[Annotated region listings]
***

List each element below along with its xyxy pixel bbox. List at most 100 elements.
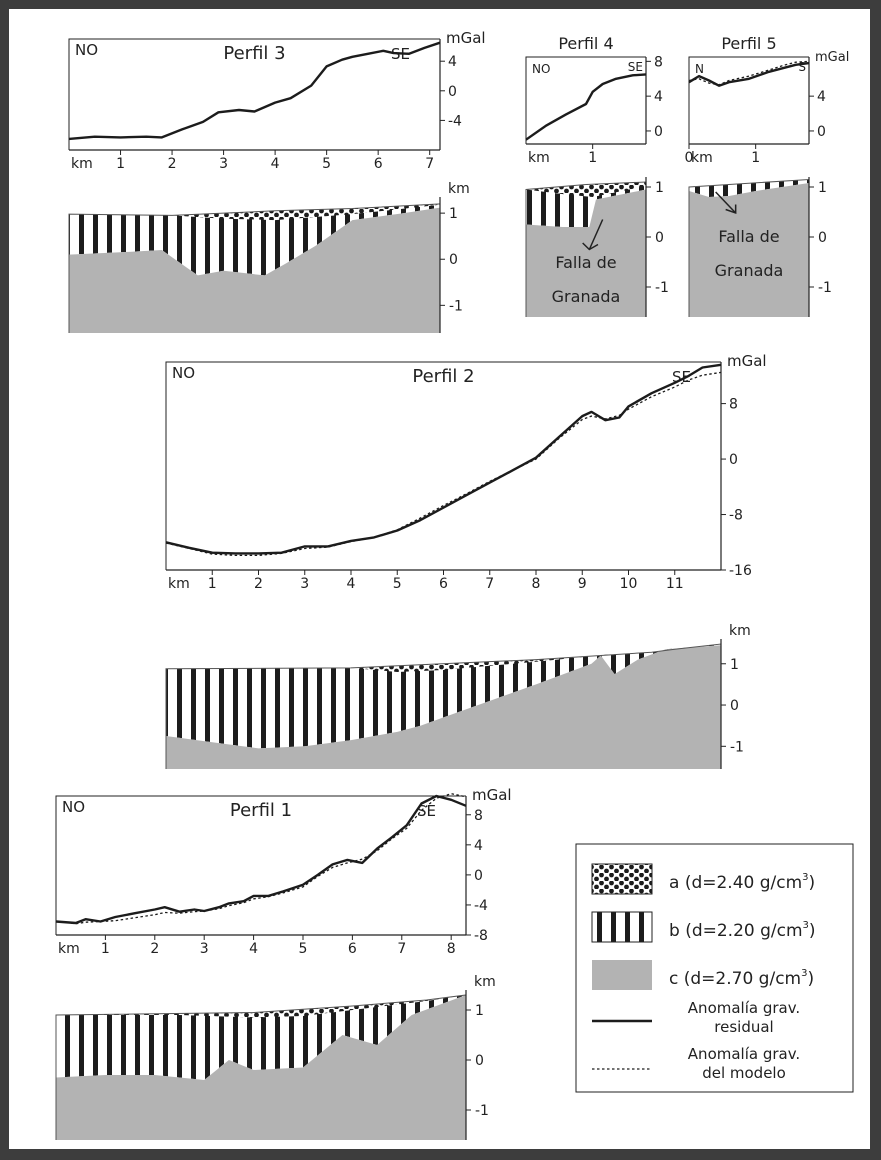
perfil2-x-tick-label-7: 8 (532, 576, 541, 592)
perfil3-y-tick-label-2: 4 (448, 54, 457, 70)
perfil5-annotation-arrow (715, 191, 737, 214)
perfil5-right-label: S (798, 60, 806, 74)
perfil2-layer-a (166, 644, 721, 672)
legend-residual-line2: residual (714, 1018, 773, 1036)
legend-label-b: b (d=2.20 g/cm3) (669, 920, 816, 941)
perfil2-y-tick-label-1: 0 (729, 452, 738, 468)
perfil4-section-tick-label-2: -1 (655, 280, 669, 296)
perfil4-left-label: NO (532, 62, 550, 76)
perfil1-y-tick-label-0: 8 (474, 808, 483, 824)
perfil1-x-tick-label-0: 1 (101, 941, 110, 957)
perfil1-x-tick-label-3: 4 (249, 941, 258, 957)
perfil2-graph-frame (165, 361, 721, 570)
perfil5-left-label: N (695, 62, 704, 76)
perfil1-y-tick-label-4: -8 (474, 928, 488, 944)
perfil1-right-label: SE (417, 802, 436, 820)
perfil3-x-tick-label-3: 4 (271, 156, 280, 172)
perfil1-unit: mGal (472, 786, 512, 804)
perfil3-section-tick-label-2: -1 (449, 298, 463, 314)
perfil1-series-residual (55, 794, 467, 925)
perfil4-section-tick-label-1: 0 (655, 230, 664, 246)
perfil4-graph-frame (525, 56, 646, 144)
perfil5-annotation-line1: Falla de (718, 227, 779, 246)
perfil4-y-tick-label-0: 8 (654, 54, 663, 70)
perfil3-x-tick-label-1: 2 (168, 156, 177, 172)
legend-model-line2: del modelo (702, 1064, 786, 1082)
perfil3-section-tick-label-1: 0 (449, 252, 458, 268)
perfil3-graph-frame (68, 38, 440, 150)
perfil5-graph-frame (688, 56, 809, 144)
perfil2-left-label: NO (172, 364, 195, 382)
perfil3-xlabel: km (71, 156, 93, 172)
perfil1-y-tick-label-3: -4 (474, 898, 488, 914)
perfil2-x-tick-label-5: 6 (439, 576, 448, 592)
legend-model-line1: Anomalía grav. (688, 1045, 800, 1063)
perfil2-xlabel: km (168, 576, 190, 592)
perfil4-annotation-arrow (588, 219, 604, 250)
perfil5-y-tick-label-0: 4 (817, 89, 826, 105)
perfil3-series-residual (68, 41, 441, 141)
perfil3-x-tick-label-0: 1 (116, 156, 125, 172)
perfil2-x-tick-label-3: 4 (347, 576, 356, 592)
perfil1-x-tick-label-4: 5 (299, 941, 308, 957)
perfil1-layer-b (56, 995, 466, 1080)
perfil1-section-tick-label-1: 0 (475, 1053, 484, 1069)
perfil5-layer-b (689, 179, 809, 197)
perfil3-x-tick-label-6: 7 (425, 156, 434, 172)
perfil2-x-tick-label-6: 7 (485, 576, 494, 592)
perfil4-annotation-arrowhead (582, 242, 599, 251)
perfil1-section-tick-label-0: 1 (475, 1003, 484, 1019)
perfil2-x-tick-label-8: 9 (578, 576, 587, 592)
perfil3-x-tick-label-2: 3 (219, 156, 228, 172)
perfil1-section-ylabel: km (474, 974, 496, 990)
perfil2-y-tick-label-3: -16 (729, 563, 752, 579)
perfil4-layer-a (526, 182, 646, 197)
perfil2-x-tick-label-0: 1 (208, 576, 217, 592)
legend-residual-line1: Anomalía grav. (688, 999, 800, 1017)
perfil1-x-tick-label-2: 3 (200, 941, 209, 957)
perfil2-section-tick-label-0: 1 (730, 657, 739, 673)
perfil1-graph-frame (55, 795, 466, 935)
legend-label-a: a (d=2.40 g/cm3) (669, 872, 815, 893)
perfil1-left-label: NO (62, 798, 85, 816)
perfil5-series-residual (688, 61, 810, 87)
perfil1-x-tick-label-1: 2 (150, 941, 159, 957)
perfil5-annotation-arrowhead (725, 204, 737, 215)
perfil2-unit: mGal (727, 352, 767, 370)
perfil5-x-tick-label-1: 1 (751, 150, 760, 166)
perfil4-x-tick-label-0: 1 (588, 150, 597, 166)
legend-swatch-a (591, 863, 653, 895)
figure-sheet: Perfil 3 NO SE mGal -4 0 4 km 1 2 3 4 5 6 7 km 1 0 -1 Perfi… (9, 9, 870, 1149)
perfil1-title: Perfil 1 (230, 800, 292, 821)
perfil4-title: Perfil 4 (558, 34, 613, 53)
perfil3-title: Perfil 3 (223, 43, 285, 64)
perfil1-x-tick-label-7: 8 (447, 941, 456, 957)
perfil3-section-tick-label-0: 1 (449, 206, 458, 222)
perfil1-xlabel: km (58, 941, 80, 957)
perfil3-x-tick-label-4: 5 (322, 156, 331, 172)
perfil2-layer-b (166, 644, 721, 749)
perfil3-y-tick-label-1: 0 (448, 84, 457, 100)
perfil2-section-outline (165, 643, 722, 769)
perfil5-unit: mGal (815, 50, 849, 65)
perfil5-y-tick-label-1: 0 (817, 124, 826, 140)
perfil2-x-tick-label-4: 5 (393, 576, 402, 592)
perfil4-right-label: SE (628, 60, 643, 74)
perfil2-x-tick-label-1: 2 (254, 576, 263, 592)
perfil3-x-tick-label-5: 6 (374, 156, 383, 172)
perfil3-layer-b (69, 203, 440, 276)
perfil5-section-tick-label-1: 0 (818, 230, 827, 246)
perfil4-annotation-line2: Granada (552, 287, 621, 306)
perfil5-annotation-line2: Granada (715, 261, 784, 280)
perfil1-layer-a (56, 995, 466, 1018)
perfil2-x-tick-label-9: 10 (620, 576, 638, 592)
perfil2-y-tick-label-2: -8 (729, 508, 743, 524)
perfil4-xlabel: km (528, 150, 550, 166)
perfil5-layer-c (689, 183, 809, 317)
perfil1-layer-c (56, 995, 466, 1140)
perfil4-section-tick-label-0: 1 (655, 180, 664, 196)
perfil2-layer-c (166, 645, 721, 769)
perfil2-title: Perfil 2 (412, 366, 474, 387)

***

- **EXERCISE REQUIREMENTS**:
Reproduce the material above word for word, leaving out the pictures.

- **PROBLEM SOLUTION**:
List each element below along with its xyxy pixel bbox. List at most 100 elements.
perfil2-x-tick-label-7: 8 (532, 576, 541, 592)
perfil3-y-tick-label-2: 4 (448, 54, 457, 70)
perfil5-annotation-arrow (715, 191, 737, 214)
perfil5-right-label: S (798, 60, 806, 74)
perfil2-layer-a (166, 644, 721, 672)
legend-residual-line2: residual (714, 1018, 773, 1036)
legend-label-b: b (d=2.20 g/cm3) (669, 920, 816, 941)
perfil2-y-tick-label-1: 0 (729, 452, 738, 468)
perfil4-section-tick-label-2: -1 (655, 280, 669, 296)
perfil4-left-label: NO (532, 62, 550, 76)
perfil1-y-tick-label-0: 8 (474, 808, 483, 824)
perfil1-x-tick-label-0: 1 (101, 941, 110, 957)
perfil1-x-tick-label-3: 4 (249, 941, 258, 957)
perfil2-graph-frame (165, 361, 721, 570)
perfil5-left-label: N (695, 62, 704, 76)
perfil1-y-tick-label-4: -8 (474, 928, 488, 944)
perfil1-right-label: SE (417, 802, 436, 820)
perfil3-x-tick-label-3: 4 (271, 156, 280, 172)
perfil1-unit: mGal (472, 786, 512, 804)
perfil3-section-tick-label-2: -1 (449, 298, 463, 314)
perfil1-series-residual (55, 794, 467, 925)
perfil4-section-tick-label-1: 0 (655, 230, 664, 246)
perfil4-graph-frame (525, 56, 646, 144)
perfil5-annotation-line1: Falla de (718, 227, 779, 246)
perfil4-y-tick-label-0: 8 (654, 54, 663, 70)
perfil3-x-tick-label-1: 2 (168, 156, 177, 172)
legend-model-line2: del modelo (702, 1064, 786, 1082)
perfil3-section-tick-label-1: 0 (449, 252, 458, 268)
perfil3-graph-frame (68, 38, 440, 150)
perfil5-graph-frame (688, 56, 809, 144)
perfil2-left-label: NO (172, 364, 195, 382)
perfil3-xlabel: km (71, 156, 93, 172)
perfil1-y-tick-label-3: -4 (474, 898, 488, 914)
perfil2-x-tick-label-5: 6 (439, 576, 448, 592)
legend-model-line1: Anomalía grav. (688, 1045, 800, 1063)
perfil2-xlabel: km (168, 576, 190, 592)
perfil4-annotation-arrow (588, 219, 604, 250)
perfil5-y-tick-label-0: 4 (817, 89, 826, 105)
perfil3-series-residual (68, 41, 441, 141)
perfil3-x-tick-label-0: 1 (116, 156, 125, 172)
perfil2-x-tick-label-3: 4 (347, 576, 356, 592)
perfil1-x-tick-label-4: 5 (299, 941, 308, 957)
perfil1-layer-b (56, 995, 466, 1080)
perfil1-section-tick-label-1: 0 (475, 1053, 484, 1069)
perfil5-layer-b (689, 179, 809, 197)
perfil3-x-tick-label-6: 7 (425, 156, 434, 172)
perfil2-x-tick-label-6: 7 (485, 576, 494, 592)
perfil4-annotation-arrowhead (582, 242, 599, 251)
perfil1-section-tick-label-0: 1 (475, 1003, 484, 1019)
perfil2-x-tick-label-8: 9 (578, 576, 587, 592)
perfil3-x-tick-label-2: 3 (219, 156, 228, 172)
perfil1-section-ylabel: km (474, 974, 496, 990)
perfil2-y-tick-label-3: -16 (729, 563, 752, 579)
perfil4-layer-a (526, 182, 646, 197)
perfil2-x-tick-label-0: 1 (208, 576, 217, 592)
legend-residual-line1: Anomalía grav. (688, 999, 800, 1017)
perfil1-x-tick-label-2: 3 (200, 941, 209, 957)
perfil2-section-tick-label-0: 1 (730, 657, 739, 673)
perfil1-graph-frame (55, 795, 466, 935)
legend-label-a: a (d=2.40 g/cm3) (669, 872, 815, 893)
perfil1-left-label: NO (62, 798, 85, 816)
perfil5-series-residual (688, 61, 810, 87)
perfil1-x-tick-label-1: 2 (150, 941, 159, 957)
perfil5-annotation-arrowhead (725, 204, 737, 215)
perfil2-unit: mGal (727, 352, 767, 370)
perfil5-x-tick-label-1: 1 (751, 150, 760, 166)
perfil4-x-tick-label-0: 1 (588, 150, 597, 166)
legend-swatch-a (591, 863, 653, 895)
figure-sheet: Perfil 3 NO SE mGal -4 0 4 km 1 2 3 4 5 6 7 km 1 0 -1 Perfi… (9, 9, 870, 1149)
perfil1-title: Perfil 1 (230, 800, 292, 821)
perfil4-title: Perfil 4 (558, 34, 613, 53)
perfil3-title: Perfil 3 (223, 43, 285, 64)
perfil1-x-tick-label-7: 8 (447, 941, 456, 957)
perfil3-section-tick-label-0: 1 (449, 206, 458, 222)
perfil1-xlabel: km (58, 941, 80, 957)
perfil3-x-tick-label-4: 5 (322, 156, 331, 172)
perfil2-layer-b (166, 644, 721, 749)
perfil3-y-tick-label-1: 0 (448, 84, 457, 100)
perfil2-section-outline (165, 643, 722, 769)
perfil5-unit: mGal (815, 50, 849, 65)
perfil5-y-tick-label-1: 0 (817, 124, 826, 140)
perfil2-x-tick-label-4: 5 (393, 576, 402, 592)
perfil4-right-label: SE (628, 60, 643, 74)
perfil2-x-tick-label-1: 2 (254, 576, 263, 592)
perfil3-x-tick-label-5: 6 (374, 156, 383, 172)
perfil3-layer-b (69, 203, 440, 276)
perfil5-section-tick-label-1: 0 (818, 230, 827, 246)
perfil4-annotation-line2: Granada (552, 287, 621, 306)
perfil5-annotation-line2: Granada (715, 261, 784, 280)
perfil1-layer-a (56, 995, 466, 1018)
perfil2-x-tick-label-9: 10 (620, 576, 638, 592)
perfil2-y-tick-label-2: -8 (729, 508, 743, 524)
perfil4-xlabel: km (528, 150, 550, 166)
perfil5-layer-c (689, 183, 809, 317)
perfil1-layer-c (56, 995, 466, 1140)
perfil4-section-tick-label-0: 1 (655, 180, 664, 196)
perfil2-layer-c (166, 645, 721, 769)
perfil2-title: Perfil 2 (412, 366, 474, 387)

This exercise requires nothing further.